## WRITTEN TASK
Reproduce all of the material word for word.

## EXTRACTED MATERIAL
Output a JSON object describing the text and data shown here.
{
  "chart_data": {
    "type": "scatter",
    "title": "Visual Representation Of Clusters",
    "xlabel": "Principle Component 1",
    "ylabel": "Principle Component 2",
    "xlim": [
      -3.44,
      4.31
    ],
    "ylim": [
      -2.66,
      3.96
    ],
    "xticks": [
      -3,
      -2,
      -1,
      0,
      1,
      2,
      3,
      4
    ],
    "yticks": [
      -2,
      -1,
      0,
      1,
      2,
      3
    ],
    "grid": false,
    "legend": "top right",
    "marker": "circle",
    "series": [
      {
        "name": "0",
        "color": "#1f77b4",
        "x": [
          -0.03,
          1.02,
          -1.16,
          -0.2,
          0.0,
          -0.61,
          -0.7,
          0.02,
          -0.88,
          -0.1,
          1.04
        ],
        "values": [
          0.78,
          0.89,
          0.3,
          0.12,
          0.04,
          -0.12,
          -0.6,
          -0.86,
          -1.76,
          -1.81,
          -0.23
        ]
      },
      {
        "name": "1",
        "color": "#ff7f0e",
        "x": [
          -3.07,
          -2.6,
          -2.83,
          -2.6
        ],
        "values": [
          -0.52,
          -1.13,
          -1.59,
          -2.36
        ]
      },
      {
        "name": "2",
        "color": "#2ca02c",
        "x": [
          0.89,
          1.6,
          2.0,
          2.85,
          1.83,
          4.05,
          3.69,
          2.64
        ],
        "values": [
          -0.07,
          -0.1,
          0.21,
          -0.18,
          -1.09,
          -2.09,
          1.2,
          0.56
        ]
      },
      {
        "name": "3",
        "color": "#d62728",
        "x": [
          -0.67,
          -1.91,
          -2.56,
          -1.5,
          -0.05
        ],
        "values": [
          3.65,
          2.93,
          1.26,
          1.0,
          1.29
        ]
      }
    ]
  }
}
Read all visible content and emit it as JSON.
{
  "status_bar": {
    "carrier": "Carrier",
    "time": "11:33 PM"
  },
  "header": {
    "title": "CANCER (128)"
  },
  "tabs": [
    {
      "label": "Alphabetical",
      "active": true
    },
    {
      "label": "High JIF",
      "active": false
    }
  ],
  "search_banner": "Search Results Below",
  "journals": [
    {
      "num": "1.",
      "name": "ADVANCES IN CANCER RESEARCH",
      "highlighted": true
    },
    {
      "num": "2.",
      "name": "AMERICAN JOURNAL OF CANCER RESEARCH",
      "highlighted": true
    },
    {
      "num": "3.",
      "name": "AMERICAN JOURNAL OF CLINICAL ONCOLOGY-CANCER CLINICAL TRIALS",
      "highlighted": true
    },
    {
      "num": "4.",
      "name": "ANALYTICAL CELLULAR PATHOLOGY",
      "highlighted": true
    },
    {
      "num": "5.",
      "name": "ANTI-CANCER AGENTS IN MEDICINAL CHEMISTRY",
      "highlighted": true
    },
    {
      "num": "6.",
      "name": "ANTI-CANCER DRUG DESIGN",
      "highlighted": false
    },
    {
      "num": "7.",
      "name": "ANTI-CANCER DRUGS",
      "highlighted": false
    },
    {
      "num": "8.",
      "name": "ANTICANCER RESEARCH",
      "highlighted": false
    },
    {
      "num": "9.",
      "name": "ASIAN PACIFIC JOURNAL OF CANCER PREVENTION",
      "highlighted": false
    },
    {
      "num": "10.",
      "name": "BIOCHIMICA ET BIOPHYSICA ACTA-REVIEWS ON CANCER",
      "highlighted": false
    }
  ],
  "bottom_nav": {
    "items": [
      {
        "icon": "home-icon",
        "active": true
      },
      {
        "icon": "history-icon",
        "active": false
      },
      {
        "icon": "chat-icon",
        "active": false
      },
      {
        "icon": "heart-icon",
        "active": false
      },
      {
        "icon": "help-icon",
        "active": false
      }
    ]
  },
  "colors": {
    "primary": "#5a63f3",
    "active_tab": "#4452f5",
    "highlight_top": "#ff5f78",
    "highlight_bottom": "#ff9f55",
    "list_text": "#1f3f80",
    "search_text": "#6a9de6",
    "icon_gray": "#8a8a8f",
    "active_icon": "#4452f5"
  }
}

## CORRECT RESULT
Output a JSON object describing the text and data shown here.
{
  "chart_data": {
    "type": "scatter",
    "title": "Visual Representation Of Clusters",
    "xlabel": "Principle Component 1",
    "ylabel": "Principle Component 2",
    "xlim": [
      -3.44,
      4.31
    ],
    "ylim": [
      -2.66,
      3.96
    ],
    "xticks": [
      -3,
      -2,
      -1,
      0,
      1,
      2,
      3,
      4
    ],
    "yticks": [
      -2,
      -1,
      0,
      1,
      2,
      3
    ],
    "grid": false,
    "legend": "top right",
    "marker": "circle",
    "series": [
      {
        "name": "0",
        "color": "#1f77b4",
        "x": [
          -0.03,
          1.02,
          -1.16,
          -0.2,
          0.0,
          -0.61,
          -0.7,
          0.02,
          -0.88,
          -0.1,
          1.04
        ],
        "values": [
          0.78,
          0.89,
          0.3,
          0.12,
          0.04,
          -0.12,
          -0.6,
          -0.86,
          -1.76,
          -1.81,
          -0.23
        ]
      },
      {
        "name": "1",
        "color": "#ff7f0e",
        "x": [
          -3.07,
          -2.6,
          -2.83,
          -2.6
        ],
        "values": [
          -0.52,
          -1.13,
          -1.59,
          -2.36
        ]
      },
      {
        "name": "2",
        "color": "#2ca02c",
        "x": [
          0.89,
          1.6,
          2.0,
          2.85,
          1.83,
          4.05,
          3.69,
          2.64
        ],
        "values": [
          -0.07,
          -0.1,
          0.21,
          -0.18,
          -1.09,
          -2.09,
          1.2,
          0.56
        ]
      },
      {
        "name": "3",
        "color": "#d62728",
        "x": [
          -0.67,
          -1.91,
          -2.56,
          -1.5,
          -0.05
        ],
        "values": [
          3.65,
          2.93,
          1.26,
          1.0,
          1.29
        ]
      }
    ]
  }
}
Read all visible content and emit it as JSON.
{
  "status_bar": {
    "carrier": "Carrier",
    "time": "11:33 PM"
  },
  "header": {
    "title": "CANCER (128)"
  },
  "tabs": [
    {
      "label": "Alphabetical",
      "active": true
    },
    {
      "label": "High JIF",
      "active": false
    }
  ],
  "search_banner": "Search Results Below",
  "journals": [
    {
      "num": "1.",
      "name": "ADVANCES IN CANCER RESEARCH",
      "highlighted": true
    },
    {
      "num": "2.",
      "name": "AMERICAN JOURNAL OF CANCER RESEARCH",
      "highlighted": true
    },
    {
      "num": "3.",
      "name": "AMERICAN JOURNAL OF CLINICAL ONCOLOGY-CANCER CLINICAL TRIALS",
      "highlighted": true
    },
    {
      "num": "4.",
      "name": "ANALYTICAL CELLULAR PATHOLOGY",
      "highlighted": true
    },
    {
      "num": "5.",
      "name": "ANTI-CANCER AGENTS IN MEDICINAL CHEMISTRY",
      "highlighted": true
    },
    {
      "num": "6.",
      "name": "ANTI-CANCER DRUG DESIGN",
      "highlighted": false
    },
    {
      "num": "7.",
      "name": "ANTI-CANCER DRUGS",
      "highlighted": false
    },
    {
      "num": "8.",
      "name": "ANTICANCER RESEARCH",
      "highlighted": false
    },
    {
      "num": "9.",
      "name": "ASIAN PACIFIC JOURNAL OF CANCER PREVENTION",
      "highlighted": false
    },
    {
      "num": "10.",
      "name": "BIOCHIMICA ET BIOPHYSICA ACTA-REVIEWS ON CANCER",
      "highlighted": false
    }
  ],
  "bottom_nav": {
    "items": [
      {
        "icon": "home-icon",
        "active": true
      },
      {
        "icon": "history-icon",
        "active": false
      },
      {
        "icon": "chat-icon",
        "active": false
      },
      {
        "icon": "heart-icon",
        "active": false
      },
      {
        "icon": "help-icon",
        "active": false
      }
    ]
  },
  "colors": {
    "primary": "#5a63f3",
    "active_tab": "#4452f5",
    "highlight_top": "#ff5f78",
    "highlight_bottom": "#ff9f55",
    "list_text": "#1f3f80",
    "search_text": "#6a9de6",
    "icon_gray": "#8a8a8f",
    "active_icon": "#4452f5"
  }
}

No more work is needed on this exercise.